SHORT EXERCISE:
In full and without alteration, repeat the material.

<<<<

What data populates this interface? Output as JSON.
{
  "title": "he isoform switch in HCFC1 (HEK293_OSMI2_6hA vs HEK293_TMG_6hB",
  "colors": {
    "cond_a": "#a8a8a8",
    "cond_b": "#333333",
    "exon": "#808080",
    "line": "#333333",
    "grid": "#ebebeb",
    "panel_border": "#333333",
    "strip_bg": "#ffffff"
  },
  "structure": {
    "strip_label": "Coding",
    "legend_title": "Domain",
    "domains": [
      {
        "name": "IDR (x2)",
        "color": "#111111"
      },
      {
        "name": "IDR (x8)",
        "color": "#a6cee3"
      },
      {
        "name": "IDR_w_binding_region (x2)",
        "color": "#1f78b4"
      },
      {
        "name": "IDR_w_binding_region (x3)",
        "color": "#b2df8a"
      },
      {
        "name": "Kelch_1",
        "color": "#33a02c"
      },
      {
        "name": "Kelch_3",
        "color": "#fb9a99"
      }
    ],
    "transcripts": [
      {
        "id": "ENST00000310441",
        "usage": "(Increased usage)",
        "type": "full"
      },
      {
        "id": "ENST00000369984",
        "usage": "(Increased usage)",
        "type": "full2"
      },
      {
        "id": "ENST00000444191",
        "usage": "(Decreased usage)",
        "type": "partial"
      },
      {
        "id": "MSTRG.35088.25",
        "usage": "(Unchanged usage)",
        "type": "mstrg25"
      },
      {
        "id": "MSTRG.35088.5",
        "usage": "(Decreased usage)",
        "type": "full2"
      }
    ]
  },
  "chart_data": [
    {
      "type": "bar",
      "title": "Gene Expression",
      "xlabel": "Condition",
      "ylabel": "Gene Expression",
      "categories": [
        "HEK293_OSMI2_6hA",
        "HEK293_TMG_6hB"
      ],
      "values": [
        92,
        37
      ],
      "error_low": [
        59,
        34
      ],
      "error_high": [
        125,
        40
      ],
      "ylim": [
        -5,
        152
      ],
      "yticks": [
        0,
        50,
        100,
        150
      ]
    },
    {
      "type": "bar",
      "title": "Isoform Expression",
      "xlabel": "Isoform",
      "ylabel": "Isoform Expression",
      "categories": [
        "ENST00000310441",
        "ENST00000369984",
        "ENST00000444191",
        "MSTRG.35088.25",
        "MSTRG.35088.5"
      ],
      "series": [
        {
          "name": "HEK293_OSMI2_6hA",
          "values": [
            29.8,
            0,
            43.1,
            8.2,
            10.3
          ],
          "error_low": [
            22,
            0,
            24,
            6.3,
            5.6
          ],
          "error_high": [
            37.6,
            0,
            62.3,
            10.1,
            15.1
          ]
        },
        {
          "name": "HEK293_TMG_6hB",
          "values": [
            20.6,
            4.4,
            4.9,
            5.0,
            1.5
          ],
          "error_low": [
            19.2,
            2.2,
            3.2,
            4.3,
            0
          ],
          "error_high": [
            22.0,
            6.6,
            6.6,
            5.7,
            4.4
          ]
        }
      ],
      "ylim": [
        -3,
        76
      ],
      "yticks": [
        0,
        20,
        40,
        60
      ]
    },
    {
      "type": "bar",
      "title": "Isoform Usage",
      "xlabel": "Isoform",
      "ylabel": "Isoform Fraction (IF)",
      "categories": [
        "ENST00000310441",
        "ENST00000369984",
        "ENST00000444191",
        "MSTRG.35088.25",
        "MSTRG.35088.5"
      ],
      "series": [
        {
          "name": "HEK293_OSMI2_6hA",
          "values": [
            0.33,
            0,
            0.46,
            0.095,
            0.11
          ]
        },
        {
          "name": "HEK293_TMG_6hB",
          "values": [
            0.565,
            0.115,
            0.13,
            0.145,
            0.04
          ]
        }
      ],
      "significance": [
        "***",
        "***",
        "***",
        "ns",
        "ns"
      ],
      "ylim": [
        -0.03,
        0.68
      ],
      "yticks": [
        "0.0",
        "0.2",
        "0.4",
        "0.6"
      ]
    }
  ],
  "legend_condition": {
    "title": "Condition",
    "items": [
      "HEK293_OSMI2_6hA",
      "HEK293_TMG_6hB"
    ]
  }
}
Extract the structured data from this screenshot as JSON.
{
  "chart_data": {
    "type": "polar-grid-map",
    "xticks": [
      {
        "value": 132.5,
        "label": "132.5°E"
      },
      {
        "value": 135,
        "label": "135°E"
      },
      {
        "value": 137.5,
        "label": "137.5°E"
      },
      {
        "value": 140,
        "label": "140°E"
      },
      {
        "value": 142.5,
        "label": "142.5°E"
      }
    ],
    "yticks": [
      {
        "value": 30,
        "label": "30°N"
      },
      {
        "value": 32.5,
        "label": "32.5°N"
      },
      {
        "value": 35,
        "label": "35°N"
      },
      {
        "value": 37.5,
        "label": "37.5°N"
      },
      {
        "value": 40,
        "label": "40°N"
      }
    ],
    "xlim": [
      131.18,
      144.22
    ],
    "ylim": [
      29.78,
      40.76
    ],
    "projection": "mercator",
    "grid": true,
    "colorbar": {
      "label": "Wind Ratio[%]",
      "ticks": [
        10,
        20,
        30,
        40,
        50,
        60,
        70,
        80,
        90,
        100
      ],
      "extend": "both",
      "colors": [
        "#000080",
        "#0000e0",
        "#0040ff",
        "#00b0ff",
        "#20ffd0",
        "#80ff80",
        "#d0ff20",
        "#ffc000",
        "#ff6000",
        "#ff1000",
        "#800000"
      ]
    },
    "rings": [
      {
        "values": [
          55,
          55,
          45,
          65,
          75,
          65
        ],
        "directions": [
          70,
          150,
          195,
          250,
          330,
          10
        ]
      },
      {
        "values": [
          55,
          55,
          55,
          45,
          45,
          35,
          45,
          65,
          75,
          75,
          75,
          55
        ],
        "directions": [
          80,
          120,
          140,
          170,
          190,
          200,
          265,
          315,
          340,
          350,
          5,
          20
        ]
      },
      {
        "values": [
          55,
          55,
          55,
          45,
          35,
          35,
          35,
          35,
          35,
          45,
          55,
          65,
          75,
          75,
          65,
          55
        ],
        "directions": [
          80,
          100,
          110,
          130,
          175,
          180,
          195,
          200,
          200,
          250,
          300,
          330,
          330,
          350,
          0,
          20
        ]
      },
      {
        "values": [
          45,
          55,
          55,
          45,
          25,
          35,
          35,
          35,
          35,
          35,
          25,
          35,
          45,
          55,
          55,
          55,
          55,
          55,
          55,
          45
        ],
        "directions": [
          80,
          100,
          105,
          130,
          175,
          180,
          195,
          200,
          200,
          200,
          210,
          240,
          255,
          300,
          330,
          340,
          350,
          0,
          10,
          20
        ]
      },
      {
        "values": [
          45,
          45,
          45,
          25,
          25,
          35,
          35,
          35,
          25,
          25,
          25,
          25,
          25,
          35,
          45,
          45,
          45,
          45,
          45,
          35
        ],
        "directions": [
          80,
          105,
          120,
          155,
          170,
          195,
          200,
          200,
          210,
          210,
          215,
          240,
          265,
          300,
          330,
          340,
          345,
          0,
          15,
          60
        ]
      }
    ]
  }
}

>>>>

FULL OUTPUT:
What data populates this interface? Output as JSON.
{
  "title": "he isoform switch in HCFC1 (HEK293_OSMI2_6hA vs HEK293_TMG_6hB",
  "colors": {
    "cond_a": "#a8a8a8",
    "cond_b": "#333333",
    "exon": "#808080",
    "line": "#333333",
    "grid": "#ebebeb",
    "panel_border": "#333333",
    "strip_bg": "#ffffff"
  },
  "structure": {
    "strip_label": "Coding",
    "legend_title": "Domain",
    "domains": [
      {
        "name": "IDR (x2)",
        "color": "#111111"
      },
      {
        "name": "IDR (x8)",
        "color": "#a6cee3"
      },
      {
        "name": "IDR_w_binding_region (x2)",
        "color": "#1f78b4"
      },
      {
        "name": "IDR_w_binding_region (x3)",
        "color": "#b2df8a"
      },
      {
        "name": "Kelch_1",
        "color": "#33a02c"
      },
      {
        "name": "Kelch_3",
        "color": "#fb9a99"
      }
    ],
    "transcripts": [
      {
        "id": "ENST00000310441",
        "usage": "(Increased usage)",
        "type": "full"
      },
      {
        "id": "ENST00000369984",
        "usage": "(Increased usage)",
        "type": "full2"
      },
      {
        "id": "ENST00000444191",
        "usage": "(Decreased usage)",
        "type": "partial"
      },
      {
        "id": "MSTRG.35088.25",
        "usage": "(Unchanged usage)",
        "type": "mstrg25"
      },
      {
        "id": "MSTRG.35088.5",
        "usage": "(Decreased usage)",
        "type": "full2"
      }
    ]
  },
  "chart_data": [
    {
      "type": "bar",
      "title": "Gene Expression",
      "xlabel": "Condition",
      "ylabel": "Gene Expression",
      "categories": [
        "HEK293_OSMI2_6hA",
        "HEK293_TMG_6hB"
      ],
      "values": [
        92,
        37
      ],
      "error_low": [
        59,
        34
      ],
      "error_high": [
        125,
        40
      ],
      "ylim": [
        -5,
        152
      ],
      "yticks": [
        0,
        50,
        100,
        150
      ]
    },
    {
      "type": "bar",
      "title": "Isoform Expression",
      "xlabel": "Isoform",
      "ylabel": "Isoform Expression",
      "categories": [
        "ENST00000310441",
        "ENST00000369984",
        "ENST00000444191",
        "MSTRG.35088.25",
        "MSTRG.35088.5"
      ],
      "series": [
        {
          "name": "HEK293_OSMI2_6hA",
          "values": [
            29.8,
            0,
            43.1,
            8.2,
            10.3
          ],
          "error_low": [
            22,
            0,
            24,
            6.3,
            5.6
          ],
          "error_high": [
            37.6,
            0,
            62.3,
            10.1,
            15.1
          ]
        },
        {
          "name": "HEK293_TMG_6hB",
          "values": [
            20.6,
            4.4,
            4.9,
            5.0,
            1.5
          ],
          "error_low": [
            19.2,
            2.2,
            3.2,
            4.3,
            0
          ],
          "error_high": [
            22.0,
            6.6,
            6.6,
            5.7,
            4.4
          ]
        }
      ],
      "ylim": [
        -3,
        76
      ],
      "yticks": [
        0,
        20,
        40,
        60
      ]
    },
    {
      "type": "bar",
      "title": "Isoform Usage",
      "xlabel": "Isoform",
      "ylabel": "Isoform Fraction (IF)",
      "categories": [
        "ENST00000310441",
        "ENST00000369984",
        "ENST00000444191",
        "MSTRG.35088.25",
        "MSTRG.35088.5"
      ],
      "series": [
        {
          "name": "HEK293_OSMI2_6hA",
          "values": [
            0.33,
            0,
            0.46,
            0.095,
            0.11
          ]
        },
        {
          "name": "HEK293_TMG_6hB",
          "values": [
            0.565,
            0.115,
            0.13,
            0.145,
            0.04
          ]
        }
      ],
      "significance": [
        "***",
        "***",
        "***",
        "ns",
        "ns"
      ],
      "ylim": [
        -0.03,
        0.68
      ],
      "yticks": [
        "0.0",
        "0.2",
        "0.4",
        "0.6"
      ]
    }
  ],
  "legend_condition": {
    "title": "Condition",
    "items": [
      "HEK293_OSMI2_6hA",
      "HEK293_TMG_6hB"
    ]
  }
}
Extract the structured data from this screenshot as JSON.
{
  "chart_data": {
    "type": "polar-grid-map",
    "xticks": [
      {
        "value": 132.5,
        "label": "132.5°E"
      },
      {
        "value": 135,
        "label": "135°E"
      },
      {
        "value": 137.5,
        "label": "137.5°E"
      },
      {
        "value": 140,
        "label": "140°E"
      },
      {
        "value": 142.5,
        "label": "142.5°E"
      }
    ],
    "yticks": [
      {
        "value": 30,
        "label": "30°N"
      },
      {
        "value": 32.5,
        "label": "32.5°N"
      },
      {
        "value": 35,
        "label": "35°N"
      },
      {
        "value": 37.5,
        "label": "37.5°N"
      },
      {
        "value": 40,
        "label": "40°N"
      }
    ],
    "xlim": [
      131.18,
      144.22
    ],
    "ylim": [
      29.78,
      40.76
    ],
    "projection": "mercator",
    "grid": true,
    "colorbar": {
      "label": "Wind Ratio[%]",
      "ticks": [
        10,
        20,
        30,
        40,
        50,
        60,
        70,
        80,
        90,
        100
      ],
      "extend": "both",
      "colors": [
        "#000080",
        "#0000e0",
        "#0040ff",
        "#00b0ff",
        "#20ffd0",
        "#80ff80",
        "#d0ff20",
        "#ffc000",
        "#ff6000",
        "#ff1000",
        "#800000"
      ]
    },
    "rings": [
      {
        "values": [
          55,
          55,
          45,
          65,
          75,
          65
        ],
        "directions": [
          70,
          150,
          195,
          250,
          330,
          10
        ]
      },
      {
        "values": [
          55,
          55,
          55,
          45,
          45,
          35,
          45,
          65,
          75,
          75,
          75,
          55
        ],
        "directions": [
          80,
          120,
          140,
          170,
          190,
          200,
          265,
          315,
          340,
          350,
          5,
          20
        ]
      },
      {
        "values": [
          55,
          55,
          55,
          45,
          35,
          35,
          35,
          35,
          35,
          45,
          55,
          65,
          75,
          75,
          65,
          55
        ],
        "directions": [
          80,
          100,
          110,
          130,
          175,
          180,
          195,
          200,
          200,
          250,
          300,
          330,
          330,
          350,
          0,
          20
        ]
      },
      {
        "values": [
          45,
          55,
          55,
          45,
          25,
          35,
          35,
          35,
          35,
          35,
          25,
          35,
          45,
          55,
          55,
          55,
          55,
          55,
          55,
          45
        ],
        "directions": [
          80,
          100,
          105,
          130,
          175,
          180,
          195,
          200,
          200,
          200,
          210,
          240,
          255,
          300,
          330,
          340,
          350,
          0,
          10,
          20
        ]
      },
      {
        "values": [
          45,
          45,
          45,
          25,
          25,
          35,
          35,
          35,
          25,
          25,
          25,
          25,
          25,
          35,
          45,
          45,
          45,
          45,
          45,
          35
        ],
        "directions": [
          80,
          105,
          120,
          155,
          170,
          195,
          200,
          200,
          210,
          210,
          215,
          240,
          265,
          300,
          330,
          340,
          345,
          0,
          15,
          60
        ]
      }
    ]
  }
}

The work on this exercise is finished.